__PASSAGE PROVIDED__.

Like so many, I came to cultural studies after my undergraduate degree, my own being in international relations and anthropology at the University of Sydney. I moved back to the northern rivers, and it was at Southern Cross University where I was introduced to cultural studies by Baden Offord at Southern Cross University. I had been seeking an advisor for an Honours project on surfing as a practice of intercultural connection. My project wasn’t revolutionary, but Baden’s guidance – along with that of Erika Kerruish, Adele Wessell, Kim Satchell, and Rob Garbutt – towards theories and methods that emphasised the role of ethics, care and lived experience, were my introduction to what cultural studies could be.
Further shaped by feminism and queer theory, the politics and requirement for activism that underpins these areas emphasised the activist aspects of cultural studies to me. The cultural studies teaching program at Southern Cross University really is wonderful.
It was this grounding that led me to understand cultural studies as a practice – it is something I do rather than a field I am in – that impacts the decisions I made about research questions, methodology, relationships, and research translation. As someone who went on to spend many years in sport and exercise science Schools and Departments (including for my PhD), thinking of research as a practice has been essential for maintaining clarity about my research focus and parameters while working outside of a HASS institutional context.
Cultural studies’ focus on everyday life meant that sport, exercise and leisure offer rich worlds to explore. Sport, exercise and leisure intersect with diverse contexts and issues, including identity, subjectivity, literature, media, policy, education, health, environments, industry, and so much more. My own contributions to the knowledge in these sport-focused disciplines has about everyday experiences of recreational sport, exercise and leisure, and the ways people make meaning of their lives, and of the world, through various forms of participation.
Thinking of cultural studies as a practice has strongly influenced how I’ve approached teaching. Working in sport and exercise science contexts meant that when it came to teaching, my students were focused on their vocational goals. A degree is a pathway to accreditation. Students working in physiology and anatomy labs, largely took HASS courses only because they were compulsory. Understandably, most of these students didn’t care what cultural studies is. And yet, the critical questions about definitions, histories, discrimination, and inclusion that were raised in these courses were essential to students’ education as future allied health professionals and sport facilitators.

__WRITTEN TASKS__.
1 > List the people the passage on coming to cultural studies names as guiding the author toward cultural studies theories and methods at Southern Cross University.
2 > Reproduce the passage on coming to cultural studies from "Like so many, I" to "studies could be.", word for word.

[Dataset items]
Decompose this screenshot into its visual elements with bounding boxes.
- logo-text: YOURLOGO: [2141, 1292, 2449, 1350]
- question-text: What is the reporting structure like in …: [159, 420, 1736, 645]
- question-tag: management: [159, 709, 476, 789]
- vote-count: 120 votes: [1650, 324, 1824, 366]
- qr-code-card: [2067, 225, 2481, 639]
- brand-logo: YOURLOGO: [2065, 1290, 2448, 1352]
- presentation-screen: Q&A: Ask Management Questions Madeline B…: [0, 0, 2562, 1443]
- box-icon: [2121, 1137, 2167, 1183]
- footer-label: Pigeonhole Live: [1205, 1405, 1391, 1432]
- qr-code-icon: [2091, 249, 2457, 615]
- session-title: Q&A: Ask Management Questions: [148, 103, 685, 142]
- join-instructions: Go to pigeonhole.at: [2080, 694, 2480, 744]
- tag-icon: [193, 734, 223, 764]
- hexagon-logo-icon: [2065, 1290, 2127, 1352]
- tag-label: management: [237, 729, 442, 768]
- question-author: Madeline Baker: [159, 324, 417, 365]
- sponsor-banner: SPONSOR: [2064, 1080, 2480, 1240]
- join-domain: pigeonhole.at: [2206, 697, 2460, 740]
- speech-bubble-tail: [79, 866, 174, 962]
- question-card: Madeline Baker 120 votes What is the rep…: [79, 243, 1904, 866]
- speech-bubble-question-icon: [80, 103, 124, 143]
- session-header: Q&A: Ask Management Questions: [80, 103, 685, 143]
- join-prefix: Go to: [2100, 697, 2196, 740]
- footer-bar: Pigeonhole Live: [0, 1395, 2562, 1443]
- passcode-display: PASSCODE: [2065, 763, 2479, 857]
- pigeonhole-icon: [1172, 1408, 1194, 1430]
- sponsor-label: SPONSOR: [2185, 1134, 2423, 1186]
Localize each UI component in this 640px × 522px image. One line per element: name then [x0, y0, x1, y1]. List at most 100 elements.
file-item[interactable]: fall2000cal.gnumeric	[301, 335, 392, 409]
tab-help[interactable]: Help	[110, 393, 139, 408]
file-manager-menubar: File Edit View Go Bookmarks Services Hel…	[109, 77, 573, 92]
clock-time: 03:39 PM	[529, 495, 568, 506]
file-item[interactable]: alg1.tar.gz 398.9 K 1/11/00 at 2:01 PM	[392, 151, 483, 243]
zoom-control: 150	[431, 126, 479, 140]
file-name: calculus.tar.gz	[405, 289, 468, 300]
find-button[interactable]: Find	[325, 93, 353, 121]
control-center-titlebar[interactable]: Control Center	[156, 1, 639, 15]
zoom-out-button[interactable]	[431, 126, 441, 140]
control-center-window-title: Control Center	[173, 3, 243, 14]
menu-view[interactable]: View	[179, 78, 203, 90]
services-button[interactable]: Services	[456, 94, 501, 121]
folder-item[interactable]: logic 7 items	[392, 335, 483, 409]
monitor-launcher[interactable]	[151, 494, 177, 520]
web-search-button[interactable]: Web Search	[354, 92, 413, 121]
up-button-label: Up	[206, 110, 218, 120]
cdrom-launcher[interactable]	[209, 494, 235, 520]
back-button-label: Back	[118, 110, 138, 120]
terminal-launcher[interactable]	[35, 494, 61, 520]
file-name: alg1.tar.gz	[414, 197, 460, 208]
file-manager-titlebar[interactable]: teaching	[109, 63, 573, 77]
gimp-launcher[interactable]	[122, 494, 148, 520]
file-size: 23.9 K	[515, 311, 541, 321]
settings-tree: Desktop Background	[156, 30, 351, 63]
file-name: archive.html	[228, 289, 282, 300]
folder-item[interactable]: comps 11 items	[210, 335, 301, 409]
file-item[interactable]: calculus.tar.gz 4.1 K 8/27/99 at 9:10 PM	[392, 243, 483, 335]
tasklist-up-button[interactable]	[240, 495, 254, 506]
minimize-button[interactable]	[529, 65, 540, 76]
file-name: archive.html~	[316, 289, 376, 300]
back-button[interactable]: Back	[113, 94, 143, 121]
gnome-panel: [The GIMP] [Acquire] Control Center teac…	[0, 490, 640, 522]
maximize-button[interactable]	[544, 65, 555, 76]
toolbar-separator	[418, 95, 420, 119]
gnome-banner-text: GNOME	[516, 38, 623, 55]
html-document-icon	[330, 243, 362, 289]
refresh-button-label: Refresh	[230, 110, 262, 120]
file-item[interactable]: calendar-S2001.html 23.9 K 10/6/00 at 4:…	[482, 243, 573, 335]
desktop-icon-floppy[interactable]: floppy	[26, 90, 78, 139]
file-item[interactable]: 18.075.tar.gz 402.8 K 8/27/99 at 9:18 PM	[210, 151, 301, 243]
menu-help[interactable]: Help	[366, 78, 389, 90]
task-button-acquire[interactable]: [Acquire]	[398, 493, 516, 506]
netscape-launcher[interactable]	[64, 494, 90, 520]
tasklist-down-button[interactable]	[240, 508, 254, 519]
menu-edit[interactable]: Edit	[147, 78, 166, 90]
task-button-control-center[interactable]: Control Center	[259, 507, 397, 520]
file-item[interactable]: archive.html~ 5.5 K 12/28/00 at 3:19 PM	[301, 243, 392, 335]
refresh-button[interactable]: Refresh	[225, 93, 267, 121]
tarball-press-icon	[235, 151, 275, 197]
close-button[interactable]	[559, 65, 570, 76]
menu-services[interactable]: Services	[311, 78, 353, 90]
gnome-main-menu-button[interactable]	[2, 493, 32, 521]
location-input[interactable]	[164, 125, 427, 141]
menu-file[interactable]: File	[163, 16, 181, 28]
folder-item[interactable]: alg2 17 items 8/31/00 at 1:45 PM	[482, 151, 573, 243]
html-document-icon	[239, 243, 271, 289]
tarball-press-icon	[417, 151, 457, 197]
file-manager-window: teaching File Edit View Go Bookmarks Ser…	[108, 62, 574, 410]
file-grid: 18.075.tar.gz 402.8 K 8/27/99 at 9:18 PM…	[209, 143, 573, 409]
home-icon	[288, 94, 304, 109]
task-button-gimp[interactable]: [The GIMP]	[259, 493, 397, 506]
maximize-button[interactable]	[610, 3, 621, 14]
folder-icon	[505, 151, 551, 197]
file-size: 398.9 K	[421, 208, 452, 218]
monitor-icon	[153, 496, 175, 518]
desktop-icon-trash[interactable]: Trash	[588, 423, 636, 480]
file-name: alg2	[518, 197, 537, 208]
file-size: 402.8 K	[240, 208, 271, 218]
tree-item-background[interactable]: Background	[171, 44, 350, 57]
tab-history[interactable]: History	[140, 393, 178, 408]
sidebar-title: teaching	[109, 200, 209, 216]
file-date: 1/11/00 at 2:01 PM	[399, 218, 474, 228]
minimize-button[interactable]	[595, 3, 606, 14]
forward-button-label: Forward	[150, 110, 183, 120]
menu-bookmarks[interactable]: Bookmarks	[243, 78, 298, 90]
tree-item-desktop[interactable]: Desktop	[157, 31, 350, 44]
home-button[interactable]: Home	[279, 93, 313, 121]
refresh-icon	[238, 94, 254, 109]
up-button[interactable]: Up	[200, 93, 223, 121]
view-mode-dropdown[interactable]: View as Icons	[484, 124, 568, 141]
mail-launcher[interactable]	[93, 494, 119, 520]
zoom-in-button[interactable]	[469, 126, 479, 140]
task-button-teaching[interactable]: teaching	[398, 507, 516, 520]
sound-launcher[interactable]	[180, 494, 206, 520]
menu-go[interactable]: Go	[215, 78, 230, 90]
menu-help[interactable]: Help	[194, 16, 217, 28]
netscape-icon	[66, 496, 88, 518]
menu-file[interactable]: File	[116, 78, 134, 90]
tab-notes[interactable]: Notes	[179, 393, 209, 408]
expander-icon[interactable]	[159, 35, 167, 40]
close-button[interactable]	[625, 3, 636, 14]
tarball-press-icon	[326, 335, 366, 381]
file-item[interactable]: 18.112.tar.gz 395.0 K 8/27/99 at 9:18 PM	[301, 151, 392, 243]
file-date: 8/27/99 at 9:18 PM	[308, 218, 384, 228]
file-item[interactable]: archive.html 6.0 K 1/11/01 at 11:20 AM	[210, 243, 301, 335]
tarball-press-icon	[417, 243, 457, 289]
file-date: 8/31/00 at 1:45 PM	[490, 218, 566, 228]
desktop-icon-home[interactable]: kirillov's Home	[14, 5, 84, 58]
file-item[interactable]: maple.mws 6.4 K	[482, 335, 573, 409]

__TASK RESPONSES__.
1 > Baden Offord, Erika Kerruish, Adele Wessell, Kim Satchell, Rob Garbutt

2 >
Like so many, I came to cultural studies after my undergraduate degree, my own being in international relations and anthropology at the University of Sydney. I moved back to the northern rivers, and it was at Southern Cross University where I was introduced to cultural studies by Baden Offord at Southern Cross University. I had been seeking an advisor for an Honours project on surfing as a practice of intercultural connection. My project wasn’t revolutionary, but Baden’s guidance – along with that of Erika Kerruish, Adele Wessell, Kim Satchell, and Rob Garbutt – towards theories and methods that emphasised the role of ethics, care and lived experience, were my introduction to what cultural studies could be.